* begin *

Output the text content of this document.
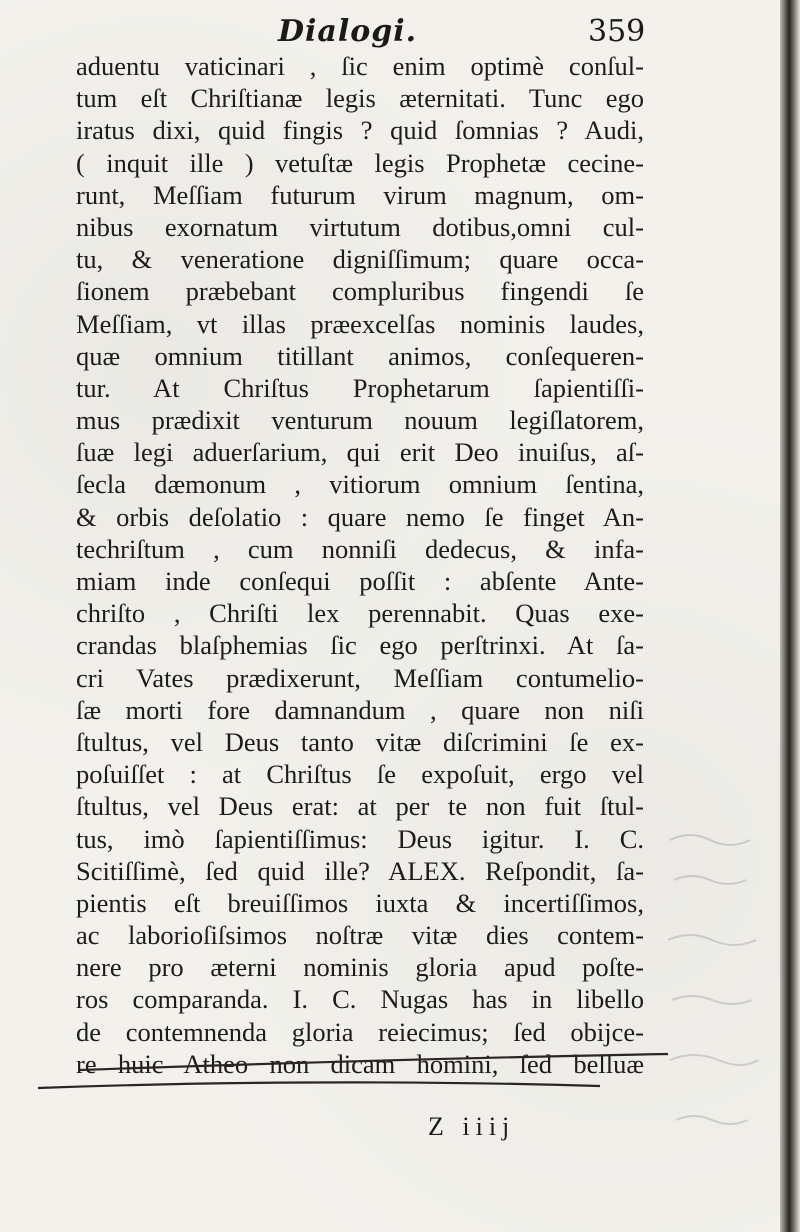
Dialogi.	359
aduentu vaticinari , ſic enim optimè conſul-
tum eſt Chriſtianæ legis æternitati. Tunc ego
iratus dixi, quid fingis ? quid ſomnias ? Audi,
( inquit ille ) vetuſtæ legis Prophetæ cecine-
runt, Meſſiam futurum virum magnum, om-
nibus exornatum virtutum dotibus,omni cul-
tu, & veneratione digniſſimum; quare occa-
ſionem præbebant compluribus fingendi ſe
Meſſiam, vt illas præexcelſas nominis laudes,
quæ omnium titillant animos, conſequeren-
tur. At Chriſtus Prophetarum ſapientiſſi-
mus prædixit venturum nouum legiſlatorem,
ſuæ legi aduerſarium, qui erit Deo inuiſus, aſ-
ſecla dæmonum , vitiorum omnium ſentina,
& orbis deſolatio : quare nemo ſe finget An-
techriſtum , cum nonniſi dedecus, & infa-
miam inde conſequi poſſit : abſente Ante-
chriſto , Chriſti lex perennabit. Quas exe-
crandas blaſphemias ſic ego perſtrinxi. At ſa-
cri Vates prædixerunt, Meſſiam contumelio-
ſæ morti fore damnandum , quare non niſi
ſtultus, vel Deus tanto vitæ diſcrimini ſe ex-
poſuiſſet : at Chriſtus ſe expoſuit, ergo vel
ſtultus, vel Deus erat: at per te non fuit ſtul-
tus, imò ſapientiſſimus: Deus igitur. I. C.
Scitiſſimè, ſed quid ille? ALEX. Reſpondit, ſa-
pientis eſt breuiſſimos iuxta & incertiſſimos,
ac laborioſiſsimos noſtræ vitæ dies contem-
nere pro æterni nominis gloria apud poſte-
ros comparanda. I. C. Nugas has in libello
de contemnenda gloria reiecimus; ſed obijce-
re huic Atheo non dicam homini, ſed belluæ
Z iiij
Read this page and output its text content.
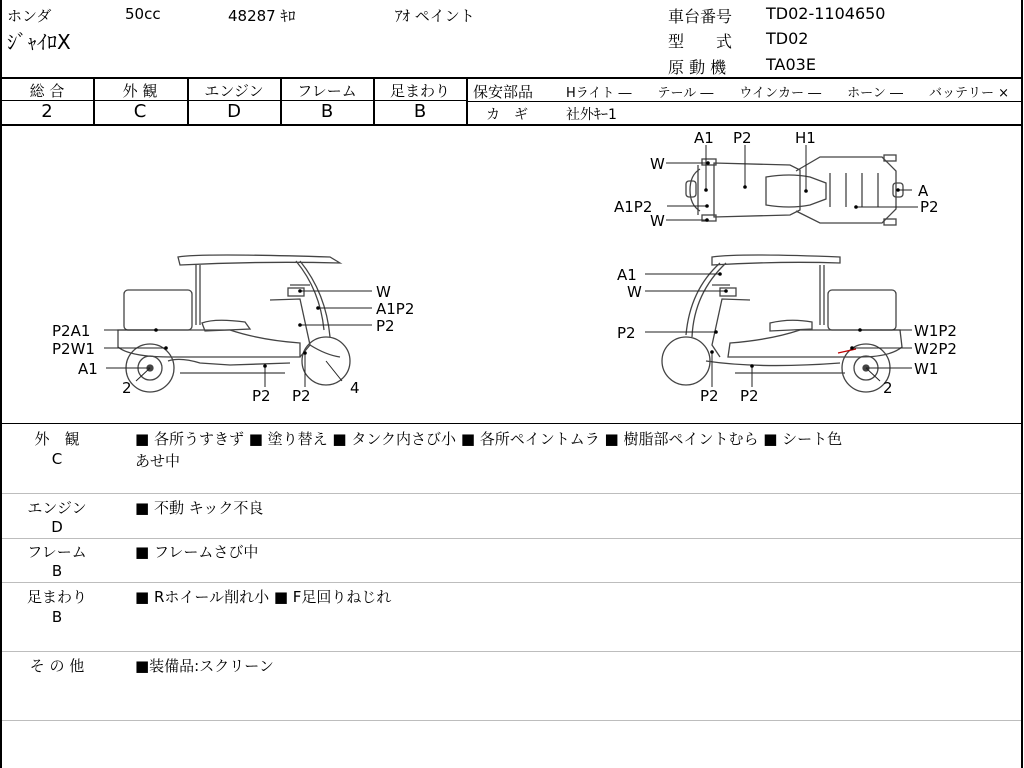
ホンダ	50cc	48287 ｷﾛ	ｱｵ ペイント
ｼﾞｬｲﾛX
車台番号 TD02-1104650
型　　式 TD02
原 動 機 TA03E
総 合
2
外 観
C
エンジン
D
フレーム
B
足まわり
B
保安部品	Hライト ―　　テール ―　　ウインカー ―　　ホーン ―　　バッテリー ×
カ　ギ	社外ｷｰ1
W
A1P2
P2
P2A1
P2W1
A1
2	P2 P2	4
A1
W
P2	W1P2
W2P2
W1
2
P2 P2
A1 P2	H1
W
A1P2
W
A
P2
外　観
C
■ 各所うすきず ■ 塗り替え ■ タンク内さび小 ■ 各所ペイントムラ ■ 樹脂部ペイントむら ■ シート色
あせ中
エンジン
D
■ 不動 キック不良
フレーム
B
■ フレームさび中
足まわり
B
■ Rホイール削れ小 ■ F足回りねじれ
そ の 他	■装備品:スクリーン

* end *

- **EXERCISE GOAL**
Using the listing above, show each line holding the string "Deus".

- **RESPONSE TO THIS TASK**
ſtultus, vel Deus tanto vitæ diſcrimini ſe ex-
ſtultus, vel Deus erat: at per te non fuit ſtul-
tus, imò ſapientiſſimus: Deus igitur. I. C.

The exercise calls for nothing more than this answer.